## DESCRIPTION OF THE TASK
Under this task are some entries; return every one of them exactly.

## EXCERPTED DATA
▼▼▼
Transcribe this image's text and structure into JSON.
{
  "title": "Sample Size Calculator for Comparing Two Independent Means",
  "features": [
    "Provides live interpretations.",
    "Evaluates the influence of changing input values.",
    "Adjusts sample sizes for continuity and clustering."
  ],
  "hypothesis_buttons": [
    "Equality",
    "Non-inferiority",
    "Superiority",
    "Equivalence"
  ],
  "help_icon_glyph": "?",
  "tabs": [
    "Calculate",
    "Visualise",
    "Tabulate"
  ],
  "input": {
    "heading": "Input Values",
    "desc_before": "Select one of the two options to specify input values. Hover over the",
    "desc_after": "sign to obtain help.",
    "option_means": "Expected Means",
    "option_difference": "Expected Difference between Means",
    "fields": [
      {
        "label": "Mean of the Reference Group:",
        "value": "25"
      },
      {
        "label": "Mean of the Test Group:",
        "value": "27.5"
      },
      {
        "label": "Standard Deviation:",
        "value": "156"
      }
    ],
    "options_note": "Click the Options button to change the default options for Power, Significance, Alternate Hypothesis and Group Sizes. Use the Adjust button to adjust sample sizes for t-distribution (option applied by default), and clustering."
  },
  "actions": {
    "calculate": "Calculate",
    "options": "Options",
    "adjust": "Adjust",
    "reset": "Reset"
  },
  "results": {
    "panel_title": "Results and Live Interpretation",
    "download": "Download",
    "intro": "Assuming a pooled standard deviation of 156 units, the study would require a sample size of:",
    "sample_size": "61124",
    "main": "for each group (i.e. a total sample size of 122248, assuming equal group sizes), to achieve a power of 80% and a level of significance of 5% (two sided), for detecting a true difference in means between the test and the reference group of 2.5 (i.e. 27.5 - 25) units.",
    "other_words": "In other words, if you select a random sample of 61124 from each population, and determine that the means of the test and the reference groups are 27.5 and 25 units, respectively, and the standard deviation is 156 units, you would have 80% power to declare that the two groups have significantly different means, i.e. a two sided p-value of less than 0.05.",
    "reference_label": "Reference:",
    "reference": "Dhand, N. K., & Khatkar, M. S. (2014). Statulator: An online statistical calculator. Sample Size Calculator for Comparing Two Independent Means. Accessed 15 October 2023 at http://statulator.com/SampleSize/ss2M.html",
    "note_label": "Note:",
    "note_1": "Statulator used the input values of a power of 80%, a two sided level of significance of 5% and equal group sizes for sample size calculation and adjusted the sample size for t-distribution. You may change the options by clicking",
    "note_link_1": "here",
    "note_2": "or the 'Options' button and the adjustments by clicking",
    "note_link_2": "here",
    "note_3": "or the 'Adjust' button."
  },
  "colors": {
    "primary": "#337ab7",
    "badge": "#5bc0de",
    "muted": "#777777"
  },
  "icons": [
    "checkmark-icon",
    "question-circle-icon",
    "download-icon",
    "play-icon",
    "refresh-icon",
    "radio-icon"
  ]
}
▲▲▲
## EXERCISE ANSWER
Transcribe this image's text and structure into JSON.
{
  "title": "Sample Size Calculator for Comparing Two Independent Means",
  "features": [
    "Provides live interpretations.",
    "Evaluates the influence of changing input values.",
    "Adjusts sample sizes for continuity and clustering."
  ],
  "hypothesis_buttons": [
    "Equality",
    "Non-inferiority",
    "Superiority",
    "Equivalence"
  ],
  "help_icon_glyph": "?",
  "tabs": [
    "Calculate",
    "Visualise",
    "Tabulate"
  ],
  "input": {
    "heading": "Input Values",
    "desc_before": "Select one of the two options to specify input values. Hover over the",
    "desc_after": "sign to obtain help.",
    "option_means": "Expected Means",
    "option_difference": "Expected Difference between Means",
    "fields": [
      {
        "label": "Mean of the Reference Group:",
        "value": "25"
      },
      {
        "label": "Mean of the Test Group:",
        "value": "27.5"
      },
      {
        "label": "Standard Deviation:",
        "value": "156"
      }
    ],
    "options_note": "Click the Options button to change the default options for Power, Significance, Alternate Hypothesis and Group Sizes. Use the Adjust button to adjust sample sizes for t-distribution (option applied by default), and clustering."
  },
  "actions": {
    "calculate": "Calculate",
    "options": "Options",
    "adjust": "Adjust",
    "reset": "Reset"
  },
  "results": {
    "panel_title": "Results and Live Interpretation",
    "download": "Download",
    "intro": "Assuming a pooled standard deviation of 156 units, the study would require a sample size of:",
    "sample_size": "61124",
    "main": "for each group (i.e. a total sample size of 122248, assuming equal group sizes), to achieve a power of 80% and a level of significance of 5% (two sided), for detecting a true difference in means between the test and the reference group of 2.5 (i.e. 27.5 - 25) units.",
    "other_words": "In other words, if you select a random sample of 61124 from each population, and determine that the means of the test and the reference groups are 27.5 and 25 units, respectively, and the standard deviation is 156 units, you would have 80% power to declare that the two groups have significantly different means, i.e. a two sided p-value of less than 0.05.",
    "reference_label": "Reference:",
    "reference": "Dhand, N. K., & Khatkar, M. S. (2014). Statulator: An online statistical calculator. Sample Size Calculator for Comparing Two Independent Means. Accessed 15 October 2023 at http://statulator.com/SampleSize/ss2M.html",
    "note_label": "Note:",
    "note_1": "Statulator used the input values of a power of 80%, a two sided level of significance of 5% and equal group sizes for sample size calculation and adjusted the sample size for t-distribution. You may change the options by clicking",
    "note_link_1": "here",
    "note_2": "or the 'Options' button and the adjustments by clicking",
    "note_link_2": "here",
    "note_3": "or the 'Adjust' button."
  },
  "colors": {
    "primary": "#337ab7",
    "badge": "#5bc0de",
    "muted": "#777777"
  },
  "icons": [
    "checkmark-icon",
    "question-circle-icon",
    "download-icon",
    "play-icon",
    "refresh-icon",
    "radio-icon"
  ]
}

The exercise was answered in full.